Stated task:
Copy out every line of the records where the string "text" occurs.

Material:
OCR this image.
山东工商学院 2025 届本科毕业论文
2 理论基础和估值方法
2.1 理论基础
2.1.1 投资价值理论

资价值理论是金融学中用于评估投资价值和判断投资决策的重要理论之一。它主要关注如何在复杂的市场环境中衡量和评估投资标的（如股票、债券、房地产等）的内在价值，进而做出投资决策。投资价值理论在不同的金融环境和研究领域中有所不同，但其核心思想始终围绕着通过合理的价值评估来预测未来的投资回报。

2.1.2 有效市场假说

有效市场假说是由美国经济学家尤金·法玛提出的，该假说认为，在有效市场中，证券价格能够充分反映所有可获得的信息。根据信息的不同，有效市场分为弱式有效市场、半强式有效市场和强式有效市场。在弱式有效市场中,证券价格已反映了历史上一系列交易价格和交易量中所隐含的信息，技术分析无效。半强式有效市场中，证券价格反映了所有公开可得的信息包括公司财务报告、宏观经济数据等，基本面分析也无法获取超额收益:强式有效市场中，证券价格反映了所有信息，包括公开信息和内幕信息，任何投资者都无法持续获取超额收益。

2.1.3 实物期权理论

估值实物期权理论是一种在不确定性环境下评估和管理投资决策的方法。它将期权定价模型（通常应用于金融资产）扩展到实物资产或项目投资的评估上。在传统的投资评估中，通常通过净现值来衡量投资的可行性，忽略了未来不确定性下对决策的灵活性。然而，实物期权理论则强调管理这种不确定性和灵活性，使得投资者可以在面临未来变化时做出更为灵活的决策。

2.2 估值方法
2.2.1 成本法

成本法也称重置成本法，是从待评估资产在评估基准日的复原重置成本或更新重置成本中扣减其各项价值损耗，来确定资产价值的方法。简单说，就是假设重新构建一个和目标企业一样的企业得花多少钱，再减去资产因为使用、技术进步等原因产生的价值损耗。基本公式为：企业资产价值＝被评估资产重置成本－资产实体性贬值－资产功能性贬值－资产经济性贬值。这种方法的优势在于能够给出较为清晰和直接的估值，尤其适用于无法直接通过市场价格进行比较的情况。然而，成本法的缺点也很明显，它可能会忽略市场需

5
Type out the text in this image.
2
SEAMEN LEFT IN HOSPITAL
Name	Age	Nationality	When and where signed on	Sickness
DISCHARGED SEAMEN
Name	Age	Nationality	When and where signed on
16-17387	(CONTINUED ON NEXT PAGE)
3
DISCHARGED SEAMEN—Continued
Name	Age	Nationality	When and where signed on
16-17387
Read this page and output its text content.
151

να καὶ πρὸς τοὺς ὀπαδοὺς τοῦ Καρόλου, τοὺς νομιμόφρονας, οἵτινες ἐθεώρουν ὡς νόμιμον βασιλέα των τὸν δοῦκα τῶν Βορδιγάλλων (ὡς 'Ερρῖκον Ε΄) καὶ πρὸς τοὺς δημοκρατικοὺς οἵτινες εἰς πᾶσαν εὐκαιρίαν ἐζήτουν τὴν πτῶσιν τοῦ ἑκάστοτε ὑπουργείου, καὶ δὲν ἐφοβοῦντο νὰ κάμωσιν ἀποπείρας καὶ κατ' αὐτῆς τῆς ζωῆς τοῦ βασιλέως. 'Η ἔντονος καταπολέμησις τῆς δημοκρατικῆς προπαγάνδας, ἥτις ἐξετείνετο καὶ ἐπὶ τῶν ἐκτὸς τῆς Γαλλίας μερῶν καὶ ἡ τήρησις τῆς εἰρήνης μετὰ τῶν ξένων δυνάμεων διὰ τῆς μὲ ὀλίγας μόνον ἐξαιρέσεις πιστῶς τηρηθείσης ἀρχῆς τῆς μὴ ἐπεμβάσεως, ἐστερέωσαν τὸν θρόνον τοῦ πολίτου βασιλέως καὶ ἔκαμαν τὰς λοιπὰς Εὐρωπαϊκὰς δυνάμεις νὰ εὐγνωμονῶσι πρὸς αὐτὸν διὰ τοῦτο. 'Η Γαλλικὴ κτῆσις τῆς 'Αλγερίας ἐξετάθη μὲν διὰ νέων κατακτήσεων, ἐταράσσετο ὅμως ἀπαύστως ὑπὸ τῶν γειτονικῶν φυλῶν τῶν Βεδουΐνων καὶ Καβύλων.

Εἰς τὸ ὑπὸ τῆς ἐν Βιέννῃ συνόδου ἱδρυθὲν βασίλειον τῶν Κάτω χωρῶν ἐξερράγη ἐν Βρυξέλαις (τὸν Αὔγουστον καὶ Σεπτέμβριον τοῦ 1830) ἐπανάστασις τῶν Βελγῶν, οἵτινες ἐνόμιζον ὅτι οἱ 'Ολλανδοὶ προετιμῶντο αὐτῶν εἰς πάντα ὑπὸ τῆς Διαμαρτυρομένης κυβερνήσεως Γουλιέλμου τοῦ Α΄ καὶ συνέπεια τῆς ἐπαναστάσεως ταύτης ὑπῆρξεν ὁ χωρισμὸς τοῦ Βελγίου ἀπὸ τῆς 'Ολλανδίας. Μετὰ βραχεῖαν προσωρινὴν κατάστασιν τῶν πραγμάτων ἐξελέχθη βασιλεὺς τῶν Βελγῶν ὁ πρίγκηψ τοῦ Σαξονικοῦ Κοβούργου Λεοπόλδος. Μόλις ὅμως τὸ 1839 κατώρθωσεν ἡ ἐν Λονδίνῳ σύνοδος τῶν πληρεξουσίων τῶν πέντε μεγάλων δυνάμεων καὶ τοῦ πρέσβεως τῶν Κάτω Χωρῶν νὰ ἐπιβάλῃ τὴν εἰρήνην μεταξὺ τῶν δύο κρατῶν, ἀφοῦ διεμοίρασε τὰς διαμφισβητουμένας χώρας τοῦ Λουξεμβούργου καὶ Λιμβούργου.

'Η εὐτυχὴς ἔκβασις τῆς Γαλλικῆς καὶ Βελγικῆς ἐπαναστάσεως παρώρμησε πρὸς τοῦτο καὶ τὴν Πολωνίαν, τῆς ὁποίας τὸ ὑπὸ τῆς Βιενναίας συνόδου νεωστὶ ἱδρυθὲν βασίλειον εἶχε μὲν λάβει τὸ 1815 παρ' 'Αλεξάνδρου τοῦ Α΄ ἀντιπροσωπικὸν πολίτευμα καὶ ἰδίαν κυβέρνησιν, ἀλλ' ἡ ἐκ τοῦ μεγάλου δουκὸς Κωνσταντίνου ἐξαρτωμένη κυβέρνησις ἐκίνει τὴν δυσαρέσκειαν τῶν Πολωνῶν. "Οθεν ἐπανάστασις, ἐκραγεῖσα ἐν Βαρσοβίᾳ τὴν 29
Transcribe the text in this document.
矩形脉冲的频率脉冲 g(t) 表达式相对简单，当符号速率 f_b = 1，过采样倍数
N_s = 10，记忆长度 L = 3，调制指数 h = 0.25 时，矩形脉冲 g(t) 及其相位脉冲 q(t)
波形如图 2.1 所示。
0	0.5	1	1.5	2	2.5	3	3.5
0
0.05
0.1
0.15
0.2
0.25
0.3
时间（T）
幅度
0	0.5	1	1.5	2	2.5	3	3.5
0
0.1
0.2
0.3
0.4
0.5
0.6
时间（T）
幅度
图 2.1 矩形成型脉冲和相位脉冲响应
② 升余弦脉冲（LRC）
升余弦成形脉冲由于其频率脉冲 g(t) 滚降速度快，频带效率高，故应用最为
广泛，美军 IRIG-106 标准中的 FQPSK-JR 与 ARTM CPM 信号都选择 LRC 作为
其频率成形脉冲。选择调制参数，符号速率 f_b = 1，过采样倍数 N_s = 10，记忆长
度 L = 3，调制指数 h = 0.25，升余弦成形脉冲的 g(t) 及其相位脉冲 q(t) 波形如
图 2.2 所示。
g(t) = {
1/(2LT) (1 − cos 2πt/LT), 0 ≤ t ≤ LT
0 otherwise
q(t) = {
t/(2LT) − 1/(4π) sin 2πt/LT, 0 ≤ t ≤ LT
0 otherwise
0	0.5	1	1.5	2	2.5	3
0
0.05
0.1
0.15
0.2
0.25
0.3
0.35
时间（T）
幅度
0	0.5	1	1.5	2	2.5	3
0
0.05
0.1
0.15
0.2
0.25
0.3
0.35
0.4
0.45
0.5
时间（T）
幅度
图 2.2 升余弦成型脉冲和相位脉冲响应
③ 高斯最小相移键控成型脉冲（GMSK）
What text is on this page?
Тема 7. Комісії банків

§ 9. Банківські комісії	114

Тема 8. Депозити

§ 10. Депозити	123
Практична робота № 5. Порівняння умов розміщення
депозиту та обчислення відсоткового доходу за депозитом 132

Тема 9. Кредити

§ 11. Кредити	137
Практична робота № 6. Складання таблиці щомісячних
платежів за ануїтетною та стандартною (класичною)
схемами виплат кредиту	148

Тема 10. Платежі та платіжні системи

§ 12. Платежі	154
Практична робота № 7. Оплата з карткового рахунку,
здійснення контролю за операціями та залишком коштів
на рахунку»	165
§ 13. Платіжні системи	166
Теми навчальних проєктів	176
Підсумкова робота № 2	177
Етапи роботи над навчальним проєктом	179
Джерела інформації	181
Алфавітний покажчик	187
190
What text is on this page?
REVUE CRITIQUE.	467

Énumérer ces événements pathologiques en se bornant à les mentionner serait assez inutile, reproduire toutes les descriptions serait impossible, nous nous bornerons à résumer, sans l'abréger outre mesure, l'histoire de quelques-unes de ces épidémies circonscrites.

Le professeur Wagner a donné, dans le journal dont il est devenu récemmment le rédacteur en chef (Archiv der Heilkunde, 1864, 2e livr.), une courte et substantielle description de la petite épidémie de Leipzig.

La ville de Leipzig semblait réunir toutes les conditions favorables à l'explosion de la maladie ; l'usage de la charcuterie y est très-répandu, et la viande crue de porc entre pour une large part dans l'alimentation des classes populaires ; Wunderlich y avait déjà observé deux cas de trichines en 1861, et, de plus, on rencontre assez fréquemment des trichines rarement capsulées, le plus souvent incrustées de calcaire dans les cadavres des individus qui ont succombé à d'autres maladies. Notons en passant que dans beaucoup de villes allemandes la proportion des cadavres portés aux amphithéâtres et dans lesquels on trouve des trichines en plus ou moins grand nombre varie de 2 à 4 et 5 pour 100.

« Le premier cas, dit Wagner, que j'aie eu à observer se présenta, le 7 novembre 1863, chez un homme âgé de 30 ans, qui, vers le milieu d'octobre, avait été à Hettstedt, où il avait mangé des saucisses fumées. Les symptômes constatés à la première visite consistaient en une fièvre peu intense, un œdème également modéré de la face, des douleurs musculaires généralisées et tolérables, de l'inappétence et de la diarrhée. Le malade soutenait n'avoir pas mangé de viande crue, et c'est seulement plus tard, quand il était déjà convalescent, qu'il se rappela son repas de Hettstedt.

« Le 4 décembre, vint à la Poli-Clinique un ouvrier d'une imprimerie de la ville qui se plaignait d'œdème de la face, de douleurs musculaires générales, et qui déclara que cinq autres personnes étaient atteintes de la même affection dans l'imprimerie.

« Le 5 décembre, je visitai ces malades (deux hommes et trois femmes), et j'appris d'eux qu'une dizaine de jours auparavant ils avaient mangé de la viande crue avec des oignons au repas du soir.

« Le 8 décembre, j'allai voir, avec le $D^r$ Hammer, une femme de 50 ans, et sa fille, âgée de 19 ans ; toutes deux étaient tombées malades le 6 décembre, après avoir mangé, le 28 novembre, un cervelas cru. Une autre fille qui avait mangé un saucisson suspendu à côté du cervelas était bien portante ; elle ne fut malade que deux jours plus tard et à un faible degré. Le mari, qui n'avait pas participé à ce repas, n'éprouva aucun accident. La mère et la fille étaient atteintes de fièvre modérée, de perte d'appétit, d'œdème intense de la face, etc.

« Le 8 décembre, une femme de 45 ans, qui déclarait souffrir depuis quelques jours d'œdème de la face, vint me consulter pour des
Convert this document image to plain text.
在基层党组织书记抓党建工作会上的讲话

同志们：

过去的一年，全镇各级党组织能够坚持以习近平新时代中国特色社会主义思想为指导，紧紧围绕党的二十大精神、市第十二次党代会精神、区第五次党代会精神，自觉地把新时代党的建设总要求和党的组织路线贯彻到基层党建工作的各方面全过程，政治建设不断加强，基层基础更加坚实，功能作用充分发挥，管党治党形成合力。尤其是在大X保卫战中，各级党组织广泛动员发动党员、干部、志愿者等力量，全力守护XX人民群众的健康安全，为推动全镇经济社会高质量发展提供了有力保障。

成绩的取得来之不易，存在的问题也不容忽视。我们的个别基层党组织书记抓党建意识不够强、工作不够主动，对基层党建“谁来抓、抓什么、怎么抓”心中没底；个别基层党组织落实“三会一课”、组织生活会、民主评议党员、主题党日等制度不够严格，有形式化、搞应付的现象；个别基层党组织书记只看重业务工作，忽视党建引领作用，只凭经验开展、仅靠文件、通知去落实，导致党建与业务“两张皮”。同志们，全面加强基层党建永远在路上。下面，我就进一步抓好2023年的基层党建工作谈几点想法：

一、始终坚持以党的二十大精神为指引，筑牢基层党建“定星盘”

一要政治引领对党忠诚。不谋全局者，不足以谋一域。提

The completed task:
Type out the text in this image.
Read this page and output its text content.
Transcribe the text in this document.
What text is on this page?
What text is on this page?
Convert this document image to plain text.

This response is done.